## Directions:
Locate and copy all lines bearing the word "Optical".

## Data to use:

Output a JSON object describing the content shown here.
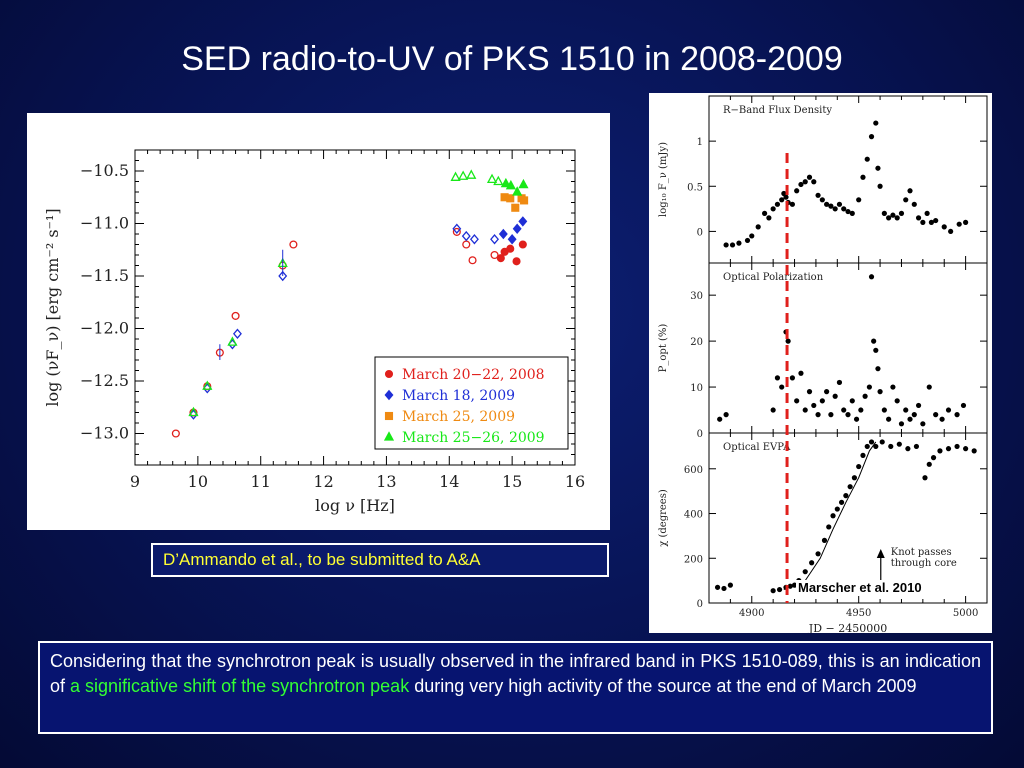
{
  "slide": {
    "title": "SED radio-to-UV of PKS 1510 in 2008-2009",
    "caption": "D’Ammando et al., to be submitted to A&A",
    "credit": "Marscher et al. 2010",
    "note_before": "Considering that the synchrotron peak is usually observed in the infrared band in PKS 1510-089, this is an indication of ",
    "note_highlight": "a significative shift of the synchrotron peak",
    "note_after": " during very high activity of the source at the end of March 2009",
    "colors": {
      "highlight": "#33ff33",
      "caption_text": "#ffff33"
    }
  },
  "chart_data": [
    {
      "type": "scatter",
      "xlabel": "log  ν  [Hz]",
      "ylabel": "log  (νF_ν)  [erg cm⁻² s⁻¹]",
      "xlim": [
        9,
        16
      ],
      "ylim": [
        -13.3,
        -10.3
      ],
      "xticks": [
        9,
        10,
        11,
        12,
        13,
        14,
        15,
        16
      ],
      "yticks": [
        -10.5,
        -11.0,
        -11.5,
        -12.0,
        -12.5,
        -13.0
      ],
      "ytick_labels": [
        "−10.5",
        "−11.0",
        "−11.5",
        "−12.0",
        "−12.5",
        "−13.0"
      ],
      "legend_position": "bottom-right",
      "series": [
        {
          "name": "March 20−22, 2008",
          "color": "#e0201c",
          "marker": "circle",
          "open": [
            [
              9.65,
              -13.0
            ],
            [
              9.93,
              -12.8
            ],
            [
              10.15,
              -12.55
            ],
            [
              10.35,
              -12.23
            ],
            [
              10.6,
              -11.88
            ],
            [
              11.35,
              -11.4
            ],
            [
              11.52,
              -11.2
            ],
            [
              14.12,
              -11.08
            ],
            [
              14.27,
              -11.2
            ],
            [
              14.37,
              -11.35
            ],
            [
              14.72,
              -11.3
            ]
          ],
          "filled": [
            [
              14.82,
              -11.33
            ],
            [
              14.88,
              -11.27
            ],
            [
              14.97,
              -11.24
            ],
            [
              15.07,
              -11.36
            ],
            [
              15.17,
              -11.2
            ]
          ]
        },
        {
          "name": "March 18, 2009",
          "color": "#1f2fd6",
          "marker": "diamond",
          "open": [
            [
              9.93,
              -12.82
            ],
            [
              10.15,
              -12.57
            ],
            [
              10.55,
              -12.15
            ],
            [
              10.63,
              -12.05
            ],
            [
              11.35,
              -11.5
            ],
            [
              14.12,
              -11.05
            ],
            [
              14.27,
              -11.12
            ],
            [
              14.4,
              -11.15
            ],
            [
              14.72,
              -11.15
            ]
          ],
          "filled": [
            [
              14.86,
              -11.1
            ],
            [
              15.0,
              -11.15
            ],
            [
              15.08,
              -11.05
            ],
            [
              15.17,
              -10.98
            ]
          ]
        },
        {
          "name": "March 25, 2009",
          "color": "#ef8a12",
          "marker": "square",
          "open": [],
          "filled": [
            [
              14.88,
              -10.75
            ],
            [
              14.97,
              -10.76
            ],
            [
              15.05,
              -10.85
            ],
            [
              15.15,
              -10.76
            ],
            [
              15.19,
              -10.78
            ]
          ]
        },
        {
          "name": "March 25−26, 2009",
          "color": "#18e818",
          "marker": "triangle",
          "open": [
            [
              9.93,
              -12.8
            ],
            [
              10.15,
              -12.55
            ],
            [
              10.55,
              -12.13
            ],
            [
              11.35,
              -11.38
            ],
            [
              14.1,
              -10.56
            ],
            [
              14.22,
              -10.55
            ],
            [
              14.35,
              -10.54
            ],
            [
              14.68,
              -10.58
            ],
            [
              14.78,
              -10.6
            ]
          ],
          "filled": [
            [
              14.9,
              -10.62
            ],
            [
              14.98,
              -10.64
            ],
            [
              15.08,
              -10.7
            ],
            [
              15.18,
              -10.63
            ]
          ]
        }
      ]
    },
    {
      "type": "scatter",
      "panel_title": "R−Band Flux Density",
      "ylabel": "log₁₀ F_ν (mJy)",
      "xlim": [
        4880,
        5010
      ],
      "ylim": [
        -0.35,
        1.5
      ],
      "yticks": [
        0,
        0.5,
        1
      ],
      "ytick_labels": [
        "0",
        "0.5",
        "1"
      ],
      "marker_line_jd": 4916.5,
      "points": [
        [
          4888,
          -0.15
        ],
        [
          4891,
          -0.15
        ],
        [
          4894,
          -0.13
        ],
        [
          4898,
          -0.1
        ],
        [
          4900,
          -0.05
        ],
        [
          4903,
          0.05
        ],
        [
          4906,
          0.2
        ],
        [
          4908,
          0.15
        ],
        [
          4910,
          0.25
        ],
        [
          4912,
          0.3
        ],
        [
          4914,
          0.35
        ],
        [
          4915,
          0.42
        ],
        [
          4916,
          0.38
        ],
        [
          4917,
          0.32
        ],
        [
          4919,
          0.3
        ],
        [
          4921,
          0.45
        ],
        [
          4923,
          0.52
        ],
        [
          4925,
          0.55
        ],
        [
          4927,
          0.6
        ],
        [
          4929,
          0.55
        ],
        [
          4931,
          0.4
        ],
        [
          4933,
          0.35
        ],
        [
          4935,
          0.3
        ],
        [
          4937,
          0.28
        ],
        [
          4939,
          0.25
        ],
        [
          4941,
          0.3
        ],
        [
          4943,
          0.25
        ],
        [
          4945,
          0.22
        ],
        [
          4947,
          0.2
        ],
        [
          4950,
          0.35
        ],
        [
          4952,
          0.6
        ],
        [
          4954,
          0.8
        ],
        [
          4956,
          1.05
        ],
        [
          4958,
          1.2
        ],
        [
          4959,
          0.7
        ],
        [
          4960,
          0.5
        ],
        [
          4962,
          0.2
        ],
        [
          4964,
          0.15
        ],
        [
          4966,
          0.18
        ],
        [
          4968,
          0.15
        ],
        [
          4970,
          0.2
        ],
        [
          4972,
          0.35
        ],
        [
          4974,
          0.45
        ],
        [
          4976,
          0.3
        ],
        [
          4978,
          0.15
        ],
        [
          4980,
          0.1
        ],
        [
          4982,
          0.2
        ],
        [
          4984,
          0.1
        ],
        [
          4986,
          0.12
        ],
        [
          4990,
          0.05
        ],
        [
          4993,
          0.0
        ],
        [
          4997,
          0.08
        ],
        [
          5000,
          0.1
        ]
      ]
    },
    {
      "type": "scatter",
      "panel_title": "Optical Polarization",
      "ylabel": "P_opt (%)",
      "xlim": [
        4880,
        5010
      ],
      "ylim": [
        0,
        37
      ],
      "yticks": [
        0,
        10,
        20,
        30
      ],
      "ytick_labels": [
        "0",
        "10",
        "20",
        "30"
      ],
      "marker_line_jd": 4916.5,
      "points": [
        [
          4885,
          3
        ],
        [
          4888,
          4
        ],
        [
          4910,
          5
        ],
        [
          4912,
          12
        ],
        [
          4914,
          10
        ],
        [
          4916,
          22
        ],
        [
          4917,
          20
        ],
        [
          4919,
          12
        ],
        [
          4921,
          7
        ],
        [
          4923,
          13
        ],
        [
          4925,
          5
        ],
        [
          4927,
          9
        ],
        [
          4929,
          6
        ],
        [
          4931,
          4
        ],
        [
          4933,
          7
        ],
        [
          4935,
          9
        ],
        [
          4937,
          4
        ],
        [
          4939,
          8
        ],
        [
          4941,
          11
        ],
        [
          4943,
          5
        ],
        [
          4945,
          4
        ],
        [
          4947,
          7
        ],
        [
          4949,
          3
        ],
        [
          4951,
          5
        ],
        [
          4953,
          8
        ],
        [
          4955,
          10
        ],
        [
          4956,
          34
        ],
        [
          4957,
          20
        ],
        [
          4958,
          18
        ],
        [
          4959,
          14
        ],
        [
          4960,
          9
        ],
        [
          4962,
          5
        ],
        [
          4964,
          3
        ],
        [
          4966,
          10
        ],
        [
          4968,
          7
        ],
        [
          4970,
          2
        ],
        [
          4972,
          5
        ],
        [
          4974,
          3
        ],
        [
          4976,
          4
        ],
        [
          4978,
          6
        ],
        [
          4980,
          2
        ],
        [
          4983,
          10
        ],
        [
          4986,
          4
        ],
        [
          4989,
          3
        ],
        [
          4992,
          5
        ],
        [
          4996,
          4
        ],
        [
          4999,
          6
        ]
      ]
    },
    {
      "type": "scatter",
      "panel_title": "Optical EVPA",
      "ylabel": "χ (degrees)",
      "xlabel": "JD − 2450000",
      "xlim": [
        4880,
        5010
      ],
      "ylim": [
        0,
        760
      ],
      "xticks": [
        4900,
        4950,
        5000
      ],
      "yticks": [
        0,
        200,
        400,
        600
      ],
      "ytick_labels": [
        "0",
        "200",
        "400",
        "600"
      ],
      "marker_line_jd": 4916.5,
      "annotation": "Knot passes\nthrough core",
      "points": [
        [
          4884,
          70
        ],
        [
          4887,
          65
        ],
        [
          4890,
          80
        ],
        [
          4910,
          55
        ],
        [
          4913,
          60
        ],
        [
          4916,
          70
        ],
        [
          4918,
          75
        ],
        [
          4920,
          80
        ],
        [
          4922,
          100
        ],
        [
          4925,
          140
        ],
        [
          4928,
          180
        ],
        [
          4931,
          220
        ],
        [
          4934,
          280
        ],
        [
          4936,
          340
        ],
        [
          4938,
          390
        ],
        [
          4940,
          420
        ],
        [
          4942,
          450
        ],
        [
          4944,
          480
        ],
        [
          4946,
          520
        ],
        [
          4948,
          560
        ],
        [
          4950,
          610
        ],
        [
          4952,
          660
        ],
        [
          4954,
          700
        ],
        [
          4956,
          720
        ],
        [
          4958,
          700
        ],
        [
          4961,
          720
        ],
        [
          4965,
          700
        ],
        [
          4969,
          710
        ],
        [
          4973,
          690
        ],
        [
          4977,
          700
        ],
        [
          4981,
          560
        ],
        [
          4983,
          620
        ],
        [
          4985,
          650
        ],
        [
          4988,
          680
        ],
        [
          4992,
          690
        ],
        [
          4996,
          700
        ],
        [
          5000,
          690
        ],
        [
          5004,
          680
        ]
      ],
      "model_curve": [
        [
          4915,
          60
        ],
        [
          4925,
          100
        ],
        [
          4932,
          200
        ],
        [
          4938,
          330
        ],
        [
          4944,
          450
        ],
        [
          4950,
          560
        ],
        [
          4955,
          680
        ],
        [
          4958,
          720
        ]
      ]
    }
  ]
}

## Solution:
      "panel_title": "Optical Polarization",
      "panel_title": "Optical EVPA",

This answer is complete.